Text block:
# So much Confusion, Moving To Thailand / Getting married help please ^.^



## LovesThailand (Dec 27, 2008)

Hey everyone 

Nice to meet you, and this is my first post so be gentle with me ^.^

Im so confused with Thailand and it's regulations it is unreal. Basically im moving to live there on 12th February 2009 to marry my Thai/Chinese girlfriend now she has finally got her PHD.

Her dad has given us a house to live in once where married about 50 mins drive from Bangkok, so we will have a place to live and my girl has got her job all ready since she get back from the states. I known my girl for 7 years now, started as mates for 4 years then fell in loves lol and she is not a Bar Girl. Some time we will come to England basically for holidays etc, but she wants the same as me, we both want our kids to be in the thai educational system as the kids will be tought family values that is not happening at all here in England hehehe >.<

What i need to know and finding so hard to find out is, 

1 - When i marry her what do i need to do ? Some friends say i need to sign into the police station or something to get a book, so they can stamp it once a year for every year im there till the book is finished in 10 years from now.

2 - What visa do i need ? as im getting a Tourist Visa with the 3 renewals for £84.00 from Hull Embassy here in England, and this gives me 6 months but my girl said we will be married by March 2009. When where married do i need to get a new visa and do i need to do more visa runs, or is this why i have to sign the paper with the police once a year to get my stamp ?

I found so many posts in here on working etc so can get the info from this in the forum allready, but there was nothing that i could find in here with my predicament =P

Thanks so much for any kind of help and much appreciated 

Roman


----------



## richosr (Feb 11, 2009)

*Visa*



LovesThailand said:


> Hey everyone
> 
> Nice to meet you, and this is my first post so be gentle with me ^.^
> 
> ...

Task 1: In the forum thread about moving to Thailand, how long has the first poster known his girlfriend?

Source records:
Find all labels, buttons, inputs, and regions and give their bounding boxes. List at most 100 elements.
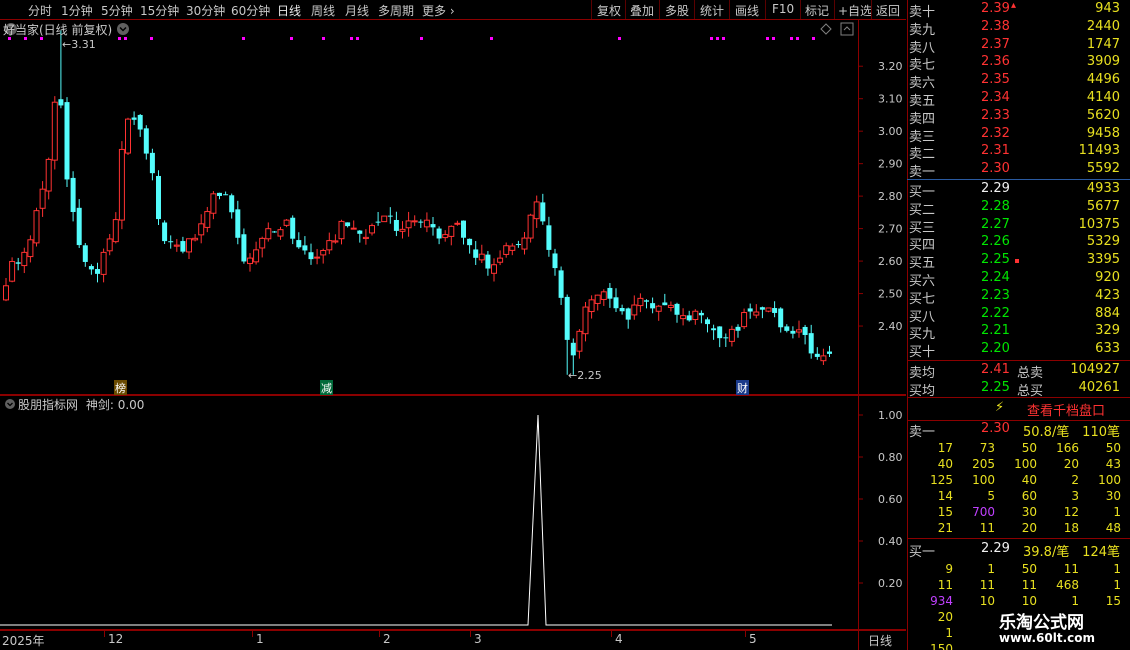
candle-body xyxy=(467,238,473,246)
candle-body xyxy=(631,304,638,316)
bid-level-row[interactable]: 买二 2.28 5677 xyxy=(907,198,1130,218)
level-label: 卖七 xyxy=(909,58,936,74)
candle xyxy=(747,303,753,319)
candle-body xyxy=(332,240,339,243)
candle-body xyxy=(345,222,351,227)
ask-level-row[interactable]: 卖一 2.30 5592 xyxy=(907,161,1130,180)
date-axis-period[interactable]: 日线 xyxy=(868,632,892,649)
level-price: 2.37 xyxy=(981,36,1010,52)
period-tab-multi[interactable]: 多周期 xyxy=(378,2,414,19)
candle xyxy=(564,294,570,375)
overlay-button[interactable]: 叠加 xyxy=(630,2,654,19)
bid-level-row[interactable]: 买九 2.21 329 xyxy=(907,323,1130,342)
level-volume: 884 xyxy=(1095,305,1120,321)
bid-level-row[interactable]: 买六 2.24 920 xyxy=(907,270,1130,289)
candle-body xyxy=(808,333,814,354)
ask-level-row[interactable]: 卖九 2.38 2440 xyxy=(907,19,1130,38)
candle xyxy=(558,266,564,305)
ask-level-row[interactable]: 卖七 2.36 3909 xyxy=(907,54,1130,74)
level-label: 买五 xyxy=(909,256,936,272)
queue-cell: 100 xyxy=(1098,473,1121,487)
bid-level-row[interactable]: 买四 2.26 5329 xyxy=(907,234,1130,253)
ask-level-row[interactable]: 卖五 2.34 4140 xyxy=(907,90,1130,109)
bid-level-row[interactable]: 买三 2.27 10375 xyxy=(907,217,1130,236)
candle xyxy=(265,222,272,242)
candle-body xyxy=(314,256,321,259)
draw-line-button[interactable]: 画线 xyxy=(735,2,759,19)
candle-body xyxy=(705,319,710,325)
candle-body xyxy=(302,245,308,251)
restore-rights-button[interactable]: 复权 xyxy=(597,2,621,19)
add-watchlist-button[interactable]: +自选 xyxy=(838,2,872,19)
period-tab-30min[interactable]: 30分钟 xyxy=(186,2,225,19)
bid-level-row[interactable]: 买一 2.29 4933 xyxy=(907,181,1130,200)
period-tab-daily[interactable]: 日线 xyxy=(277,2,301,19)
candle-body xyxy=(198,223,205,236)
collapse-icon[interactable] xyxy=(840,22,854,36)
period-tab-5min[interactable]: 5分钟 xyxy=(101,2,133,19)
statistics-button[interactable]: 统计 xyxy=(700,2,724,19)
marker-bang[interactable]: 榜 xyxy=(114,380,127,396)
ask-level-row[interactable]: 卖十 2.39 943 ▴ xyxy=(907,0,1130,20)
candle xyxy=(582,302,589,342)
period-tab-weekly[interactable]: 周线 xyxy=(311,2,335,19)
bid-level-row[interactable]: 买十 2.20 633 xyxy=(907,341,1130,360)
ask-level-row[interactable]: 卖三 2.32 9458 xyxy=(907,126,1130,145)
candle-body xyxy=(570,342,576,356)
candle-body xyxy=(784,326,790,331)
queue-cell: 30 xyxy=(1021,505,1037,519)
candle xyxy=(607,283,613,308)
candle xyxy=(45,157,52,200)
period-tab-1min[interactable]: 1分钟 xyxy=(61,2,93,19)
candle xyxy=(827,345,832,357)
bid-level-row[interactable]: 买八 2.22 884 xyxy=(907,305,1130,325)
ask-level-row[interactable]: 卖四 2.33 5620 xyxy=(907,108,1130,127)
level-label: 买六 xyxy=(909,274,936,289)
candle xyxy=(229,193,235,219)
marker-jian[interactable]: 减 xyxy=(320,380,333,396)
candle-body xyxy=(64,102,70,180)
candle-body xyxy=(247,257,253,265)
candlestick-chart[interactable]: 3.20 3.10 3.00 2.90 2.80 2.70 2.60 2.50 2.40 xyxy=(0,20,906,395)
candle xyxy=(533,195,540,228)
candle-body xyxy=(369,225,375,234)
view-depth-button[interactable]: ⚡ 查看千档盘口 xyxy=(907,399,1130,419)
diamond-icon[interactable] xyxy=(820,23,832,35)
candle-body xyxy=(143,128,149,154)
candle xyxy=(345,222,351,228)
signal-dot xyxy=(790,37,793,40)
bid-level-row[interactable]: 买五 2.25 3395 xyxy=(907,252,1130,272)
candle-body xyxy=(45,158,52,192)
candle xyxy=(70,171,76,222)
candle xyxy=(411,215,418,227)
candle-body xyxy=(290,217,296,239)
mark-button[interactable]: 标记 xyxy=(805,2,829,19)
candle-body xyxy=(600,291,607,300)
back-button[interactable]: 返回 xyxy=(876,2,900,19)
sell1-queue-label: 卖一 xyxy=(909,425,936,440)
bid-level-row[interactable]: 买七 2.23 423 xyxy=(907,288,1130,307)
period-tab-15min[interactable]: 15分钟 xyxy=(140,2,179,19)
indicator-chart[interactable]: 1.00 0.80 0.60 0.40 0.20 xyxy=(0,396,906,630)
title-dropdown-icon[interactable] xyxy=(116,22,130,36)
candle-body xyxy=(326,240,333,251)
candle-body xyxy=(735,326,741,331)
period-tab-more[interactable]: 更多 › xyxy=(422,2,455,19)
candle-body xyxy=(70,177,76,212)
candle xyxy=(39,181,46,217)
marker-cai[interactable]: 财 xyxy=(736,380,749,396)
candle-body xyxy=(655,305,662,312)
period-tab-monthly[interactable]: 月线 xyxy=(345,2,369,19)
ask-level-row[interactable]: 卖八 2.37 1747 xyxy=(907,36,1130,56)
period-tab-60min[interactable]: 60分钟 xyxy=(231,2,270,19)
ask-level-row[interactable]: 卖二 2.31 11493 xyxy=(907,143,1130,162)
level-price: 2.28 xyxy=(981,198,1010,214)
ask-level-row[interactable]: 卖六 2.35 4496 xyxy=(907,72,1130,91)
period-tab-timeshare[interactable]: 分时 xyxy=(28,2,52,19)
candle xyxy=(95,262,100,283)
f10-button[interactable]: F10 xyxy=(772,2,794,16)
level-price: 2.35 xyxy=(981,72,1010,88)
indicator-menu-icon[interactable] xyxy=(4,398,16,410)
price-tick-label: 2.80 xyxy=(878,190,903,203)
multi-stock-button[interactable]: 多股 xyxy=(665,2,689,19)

---

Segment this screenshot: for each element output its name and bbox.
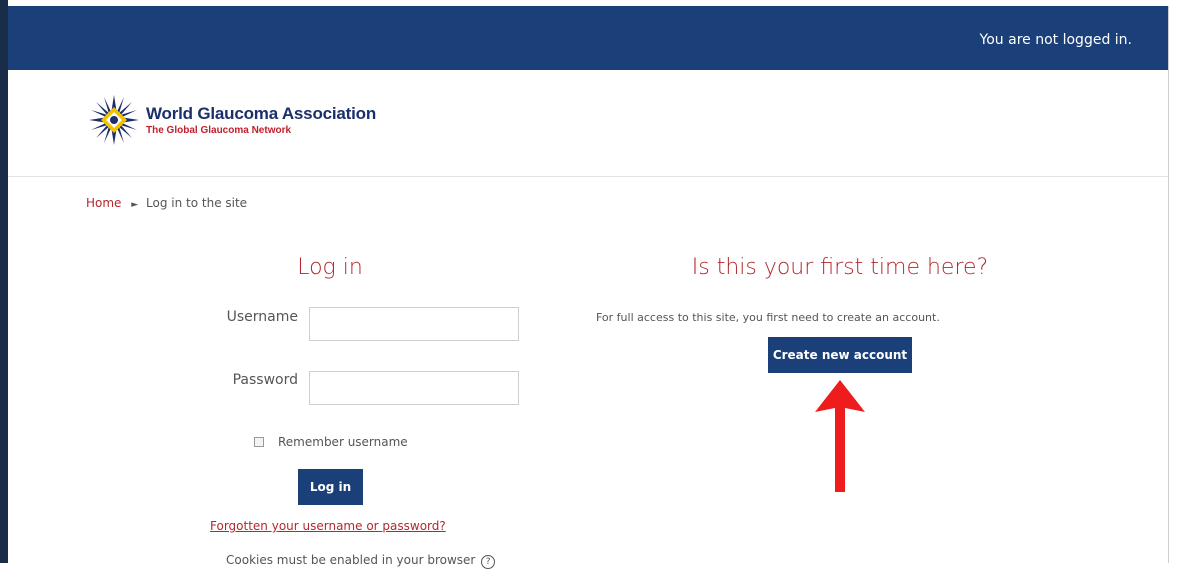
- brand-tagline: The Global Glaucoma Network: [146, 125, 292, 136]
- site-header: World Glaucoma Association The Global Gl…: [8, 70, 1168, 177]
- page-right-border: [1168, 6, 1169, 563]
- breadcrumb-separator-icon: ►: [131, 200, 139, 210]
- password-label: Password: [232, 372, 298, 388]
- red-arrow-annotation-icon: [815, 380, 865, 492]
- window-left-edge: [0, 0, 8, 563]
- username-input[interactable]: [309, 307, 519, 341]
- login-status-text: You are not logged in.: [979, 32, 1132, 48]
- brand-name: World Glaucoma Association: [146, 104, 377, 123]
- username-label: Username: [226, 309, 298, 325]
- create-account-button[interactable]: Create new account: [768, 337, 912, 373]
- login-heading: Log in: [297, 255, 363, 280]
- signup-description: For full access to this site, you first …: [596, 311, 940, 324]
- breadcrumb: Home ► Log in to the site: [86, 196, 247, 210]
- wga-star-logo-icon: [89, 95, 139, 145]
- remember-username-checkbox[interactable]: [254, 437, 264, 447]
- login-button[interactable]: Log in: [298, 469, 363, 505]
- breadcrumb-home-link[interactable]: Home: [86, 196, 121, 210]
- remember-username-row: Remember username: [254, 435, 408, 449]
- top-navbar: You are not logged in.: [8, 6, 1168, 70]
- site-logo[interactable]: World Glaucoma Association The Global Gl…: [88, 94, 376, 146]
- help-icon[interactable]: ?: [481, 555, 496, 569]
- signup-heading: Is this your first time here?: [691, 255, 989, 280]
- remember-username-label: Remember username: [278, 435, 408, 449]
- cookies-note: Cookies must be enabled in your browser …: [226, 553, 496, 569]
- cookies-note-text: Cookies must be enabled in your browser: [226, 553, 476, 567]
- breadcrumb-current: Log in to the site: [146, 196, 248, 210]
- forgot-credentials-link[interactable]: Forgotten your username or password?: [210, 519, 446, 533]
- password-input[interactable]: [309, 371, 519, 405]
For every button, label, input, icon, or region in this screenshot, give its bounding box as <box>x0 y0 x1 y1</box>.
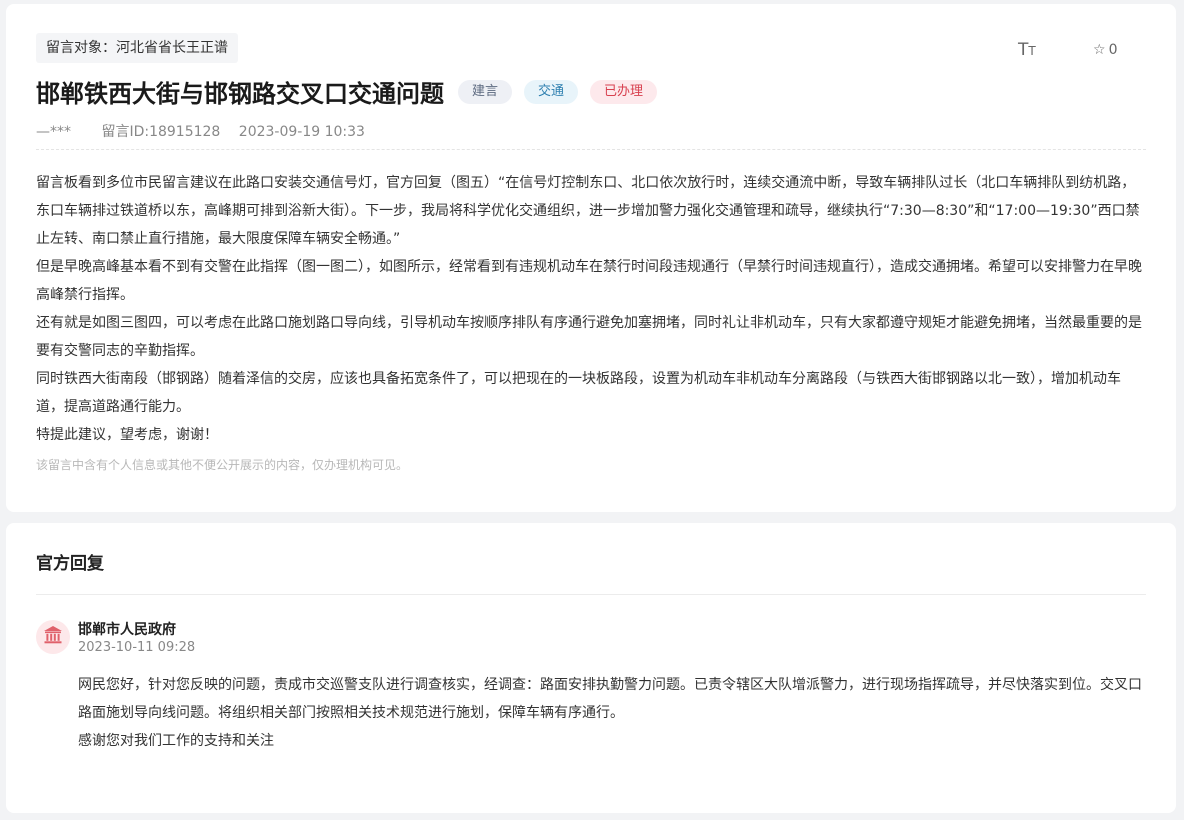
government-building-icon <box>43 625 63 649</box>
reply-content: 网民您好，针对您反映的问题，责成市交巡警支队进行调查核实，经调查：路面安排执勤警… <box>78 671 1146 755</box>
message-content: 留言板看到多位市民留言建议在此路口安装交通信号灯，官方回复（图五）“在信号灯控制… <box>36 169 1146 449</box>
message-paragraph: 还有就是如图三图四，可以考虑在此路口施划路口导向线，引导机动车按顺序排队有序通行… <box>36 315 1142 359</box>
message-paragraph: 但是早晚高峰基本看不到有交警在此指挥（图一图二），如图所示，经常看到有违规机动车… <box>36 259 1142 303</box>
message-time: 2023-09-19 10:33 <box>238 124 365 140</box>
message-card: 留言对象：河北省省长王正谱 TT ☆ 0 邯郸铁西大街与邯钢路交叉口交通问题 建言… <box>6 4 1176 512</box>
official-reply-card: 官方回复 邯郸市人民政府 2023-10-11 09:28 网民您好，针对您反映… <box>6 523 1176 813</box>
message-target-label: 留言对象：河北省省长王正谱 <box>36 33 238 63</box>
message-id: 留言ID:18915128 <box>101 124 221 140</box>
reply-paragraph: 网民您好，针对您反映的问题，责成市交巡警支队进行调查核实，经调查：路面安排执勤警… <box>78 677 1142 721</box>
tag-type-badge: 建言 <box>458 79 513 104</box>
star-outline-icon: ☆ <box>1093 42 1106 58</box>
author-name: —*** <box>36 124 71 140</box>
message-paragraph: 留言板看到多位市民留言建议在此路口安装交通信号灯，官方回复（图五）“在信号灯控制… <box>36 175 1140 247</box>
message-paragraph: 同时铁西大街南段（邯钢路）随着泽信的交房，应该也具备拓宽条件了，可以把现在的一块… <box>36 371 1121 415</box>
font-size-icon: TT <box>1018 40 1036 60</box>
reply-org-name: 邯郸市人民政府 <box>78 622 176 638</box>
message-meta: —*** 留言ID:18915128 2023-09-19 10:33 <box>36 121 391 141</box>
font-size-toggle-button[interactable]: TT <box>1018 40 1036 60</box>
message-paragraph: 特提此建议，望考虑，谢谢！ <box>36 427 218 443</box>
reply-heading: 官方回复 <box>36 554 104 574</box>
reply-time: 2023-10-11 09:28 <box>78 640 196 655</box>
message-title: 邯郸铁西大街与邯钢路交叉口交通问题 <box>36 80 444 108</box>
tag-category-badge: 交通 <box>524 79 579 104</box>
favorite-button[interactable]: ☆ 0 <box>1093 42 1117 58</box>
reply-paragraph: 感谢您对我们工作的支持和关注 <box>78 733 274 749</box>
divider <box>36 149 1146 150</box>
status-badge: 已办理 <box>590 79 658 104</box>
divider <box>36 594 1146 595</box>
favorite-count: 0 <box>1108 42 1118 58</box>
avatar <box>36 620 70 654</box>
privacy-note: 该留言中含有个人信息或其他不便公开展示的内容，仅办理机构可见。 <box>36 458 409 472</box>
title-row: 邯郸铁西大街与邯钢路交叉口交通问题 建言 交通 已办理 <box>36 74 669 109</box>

Task 2: How many lines of the records contain the string "留言板看到多位市民留言建议在此路口安装交通信号灯"? Reply with the number only.

Result 1: Seven years.

Result 2: 2